++++ Records provided
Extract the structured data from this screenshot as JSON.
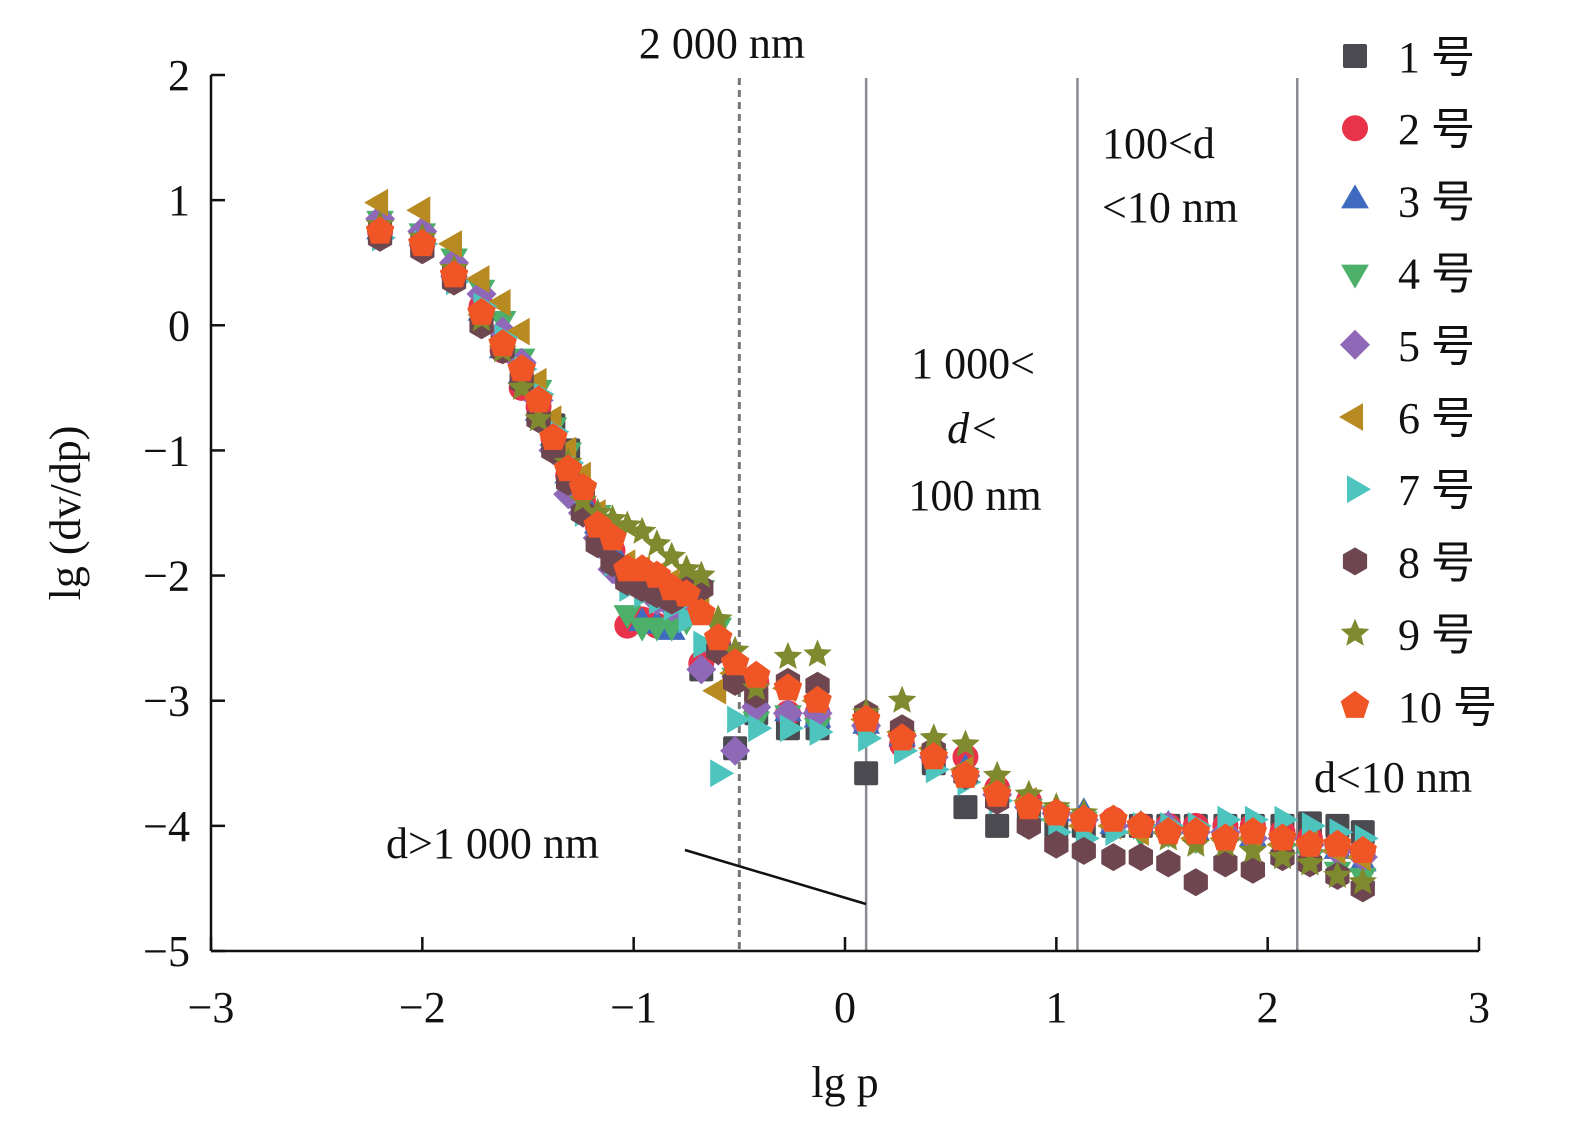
{
  "chart_data": {
    "type": "scatter",
    "xlabel": "lg p",
    "ylabel": "lg (dv/dp)",
    "xlim": [
      -3,
      3
    ],
    "ylim": [
      -5,
      2
    ],
    "xticks": [
      "−3",
      "−2",
      "−1",
      "0",
      "1",
      "2",
      "3"
    ],
    "xtick_values": [
      -3,
      -2,
      -1,
      0,
      1,
      2,
      3
    ],
    "yticks": [
      "2",
      "1",
      "0",
      "−1",
      "−2",
      "−3",
      "−4",
      "−5"
    ],
    "ytick_values": [
      2,
      1,
      0,
      -1,
      -2,
      -3,
      -4,
      -5
    ],
    "grid": false,
    "legend_placement": "right",
    "reference_lines": [
      {
        "x": -0.5,
        "style": "dashed",
        "label": "2 000 nm"
      },
      {
        "x": 0.1,
        "style": "solid"
      },
      {
        "x": 1.1,
        "style": "solid"
      },
      {
        "x": 2.14,
        "style": "solid"
      }
    ],
    "annotations": {
      "top": "2 000 nm",
      "region2_line1": "1 000<",
      "region2_line2": "d<",
      "region2_line3": "100 nm",
      "region3_line1": "100<d",
      "region3_line2": "<10 nm",
      "region4": "d<10 nm",
      "region1": "d>1 000 nm"
    },
    "x": [
      -2.2,
      -2.0,
      -1.85,
      -1.72,
      -1.62,
      -1.53,
      -1.45,
      -1.38,
      -1.31,
      -1.24,
      -1.17,
      -1.1,
      -1.03,
      -0.96,
      -0.89,
      -0.82,
      -0.75,
      -0.68,
      -0.6,
      -0.52,
      -0.42,
      -0.27,
      -0.13,
      0.1,
      0.27,
      0.42,
      0.57,
      0.72,
      0.87,
      1.0,
      1.13,
      1.27,
      1.4,
      1.53,
      1.66,
      1.8,
      1.93,
      2.07,
      2.2,
      2.33,
      2.45
    ],
    "series": [
      {
        "name": "1 号",
        "marker": "square",
        "color": "#4a4a50",
        "values": [
          0.75,
          0.65,
          0.4,
          0.1,
          -0.15,
          -0.4,
          -0.7,
          -0.8,
          -1.0,
          -1.4,
          -1.65,
          -1.85,
          -2.0,
          -2.05,
          -2.1,
          -2.15,
          -2.25,
          -2.75,
          -2.55,
          -3.38,
          -3.1,
          -3.22,
          -3.22,
          -3.58,
          -3.3,
          -3.5,
          -3.85,
          -4.0,
          -3.95,
          -4.0,
          -4.0,
          -4.0,
          -4.0,
          -4.0,
          -4.0,
          -4.0,
          -4.0,
          -4.0,
          -3.98,
          -4.0,
          -4.05
        ]
      },
      {
        "name": "2 号",
        "marker": "circle",
        "color": "#e8334a",
        "values": [
          0.75,
          0.65,
          0.4,
          0.15,
          -0.2,
          -0.5,
          -0.65,
          -0.9,
          -1.2,
          -1.4,
          -1.6,
          -1.8,
          -2.4,
          -2.35,
          -2.4,
          -2.2,
          -2.2,
          -2.7,
          -2.55,
          -2.8,
          -2.85,
          -3.1,
          -3.1,
          -3.2,
          -3.35,
          -3.45,
          -3.45,
          -3.7,
          -3.8,
          -3.9,
          -3.95,
          -3.95,
          -4.0,
          -4.0,
          -4.0,
          -4.0,
          -4.0,
          -4.05,
          -4.1,
          -4.15,
          -4.2
        ]
      },
      {
        "name": "3 号",
        "marker": "triangle-up",
        "color": "#3e6abf",
        "values": [
          0.75,
          0.7,
          0.45,
          0.1,
          -0.2,
          -0.4,
          -0.7,
          -0.9,
          -1.2,
          -1.4,
          -1.6,
          -1.8,
          -2.0,
          -2.38,
          -2.4,
          -2.45,
          -2.2,
          -2.3,
          -2.5,
          -2.75,
          -3.0,
          -3.1,
          -3.15,
          -3.2,
          -3.3,
          -3.4,
          -3.55,
          -3.7,
          -3.8,
          -3.9,
          -3.9,
          -4.0,
          -4.0,
          -4.0,
          -4.05,
          -4.05,
          -4.1,
          -4.1,
          -4.15,
          -4.2,
          -4.3
        ]
      },
      {
        "name": "4 号",
        "marker": "triangle-down",
        "color": "#4caf6a",
        "values": [
          0.85,
          0.75,
          0.55,
          0.3,
          0.05,
          -0.25,
          -0.5,
          -0.8,
          -1.0,
          -1.35,
          -1.5,
          -1.7,
          -2.3,
          -2.4,
          -2.4,
          -2.4,
          -2.35,
          -2.1,
          -2.4,
          -2.8,
          -3.15,
          -3.1,
          -3.2,
          -3.25,
          -3.3,
          -3.45,
          -3.6,
          -3.75,
          -3.85,
          -3.9,
          -3.95,
          -4.0,
          -4.05,
          -4.05,
          -4.1,
          -4.1,
          -4.15,
          -4.2,
          -4.25,
          -4.35,
          -4.4
        ]
      },
      {
        "name": "5 号",
        "marker": "diamond",
        "color": "#9068b8",
        "values": [
          0.85,
          0.75,
          0.5,
          0.25,
          -0.05,
          -0.3,
          -0.6,
          -1.0,
          -1.35,
          -1.5,
          -1.7,
          -1.95,
          -2.05,
          -2.1,
          -2.2,
          -2.25,
          -2.3,
          -2.75,
          -2.6,
          -3.4,
          -3.05,
          -3.1,
          -3.1,
          -3.2,
          -3.28,
          -3.45,
          -3.6,
          -3.75,
          -3.85,
          -3.9,
          -3.95,
          -4.0,
          -4.0,
          -4.0,
          -4.05,
          -4.05,
          -4.1,
          -4.1,
          -4.15,
          -4.2,
          -4.25
        ]
      },
      {
        "name": "6 号",
        "marker": "triangle-left",
        "color": "#b88a22",
        "values": [
          0.98,
          0.92,
          0.65,
          0.37,
          0.18,
          -0.05,
          -0.45,
          -0.75,
          -1.0,
          -1.2,
          -1.5,
          -1.7,
          -1.9,
          -1.95,
          -2.0,
          -2.05,
          -2.1,
          -2.2,
          -2.92,
          -2.78,
          -2.85,
          -2.9,
          -3.0,
          -3.15,
          -3.25,
          -3.38,
          -3.55,
          -3.7,
          -3.8,
          -3.95,
          -4.0,
          -4.0,
          -4.05,
          -4.05,
          -4.1,
          -4.1,
          -4.1,
          -4.15,
          -4.15,
          -4.2,
          -4.25
        ]
      },
      {
        "name": "7 号",
        "marker": "triangle-right",
        "color": "#4ec4be",
        "values": [
          0.7,
          0.65,
          0.35,
          0.15,
          -0.1,
          -0.35,
          -0.55,
          -0.85,
          -1.1,
          -1.5,
          -1.65,
          -1.9,
          -2.1,
          -2.15,
          -2.2,
          -2.25,
          -2.35,
          -2.55,
          -3.58,
          -3.15,
          -3.22,
          -3.22,
          -3.25,
          -3.3,
          -3.4,
          -3.55,
          -3.65,
          -3.8,
          -3.95,
          -4.05,
          -4.1,
          -4.05,
          -4.0,
          -4.0,
          -4.0,
          -3.95,
          -3.95,
          -3.95,
          -4.0,
          -4.05,
          -4.1
        ]
      },
      {
        "name": "8 号",
        "marker": "hexagon",
        "color": "#6e4650",
        "values": [
          0.7,
          0.6,
          0.35,
          0.0,
          -0.2,
          -0.45,
          -0.75,
          -1.0,
          -1.25,
          -1.5,
          -1.75,
          -1.9,
          -2.05,
          -2.1,
          -2.15,
          -2.2,
          -2.1,
          -2.1,
          -2.6,
          -2.85,
          -2.95,
          -2.85,
          -2.88,
          -3.1,
          -3.22,
          -3.4,
          -3.6,
          -3.8,
          -4.0,
          -4.15,
          -4.2,
          -4.25,
          -4.25,
          -4.3,
          -4.45,
          -4.3,
          -4.35,
          -4.25,
          -4.3,
          -4.4,
          -4.5
        ]
      },
      {
        "name": "9 号",
        "marker": "star",
        "color": "#7f8a2e",
        "values": [
          0.8,
          0.7,
          0.45,
          0.05,
          -0.2,
          -0.5,
          -0.75,
          -0.9,
          -1.1,
          -1.4,
          -1.5,
          -1.55,
          -1.6,
          -1.65,
          -1.75,
          -1.85,
          -1.95,
          -2.0,
          -2.35,
          -2.6,
          -2.9,
          -2.65,
          -2.63,
          -3.1,
          -3.0,
          -3.3,
          -3.35,
          -3.6,
          -3.75,
          -3.85,
          -3.9,
          -3.95,
          -4.0,
          -4.1,
          -4.15,
          -4.15,
          -4.2,
          -4.25,
          -4.3,
          -4.4,
          -4.45
        ]
      },
      {
        "name": "10 号",
        "marker": "pentagon",
        "color": "#f05526",
        "values": [
          0.75,
          0.65,
          0.4,
          0.1,
          -0.15,
          -0.35,
          -0.6,
          -0.9,
          -1.15,
          -1.3,
          -1.6,
          -1.7,
          -1.95,
          -1.95,
          -2.0,
          -2.1,
          -2.15,
          -2.3,
          -2.5,
          -2.7,
          -2.8,
          -2.9,
          -3.0,
          -3.15,
          -3.3,
          -3.45,
          -3.6,
          -3.75,
          -3.85,
          -3.9,
          -3.95,
          -3.95,
          -4.0,
          -4.05,
          -4.05,
          -4.1,
          -4.05,
          -4.1,
          -4.15,
          -4.15,
          -4.2
        ]
      }
    ]
  }
}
++++++++
Read the entries and select each line where the word "marker" is found.

Result of this task -
        "marker": "square",
        "marker": "circle",
        "marker": "triangle-up",
        "marker": "triangle-down",
        "marker": "diamond",
        "marker": "triangle-left",
        "marker": "triangle-right",
        "marker": "hexagon",
        "marker": "star",
        "marker": "pentagon",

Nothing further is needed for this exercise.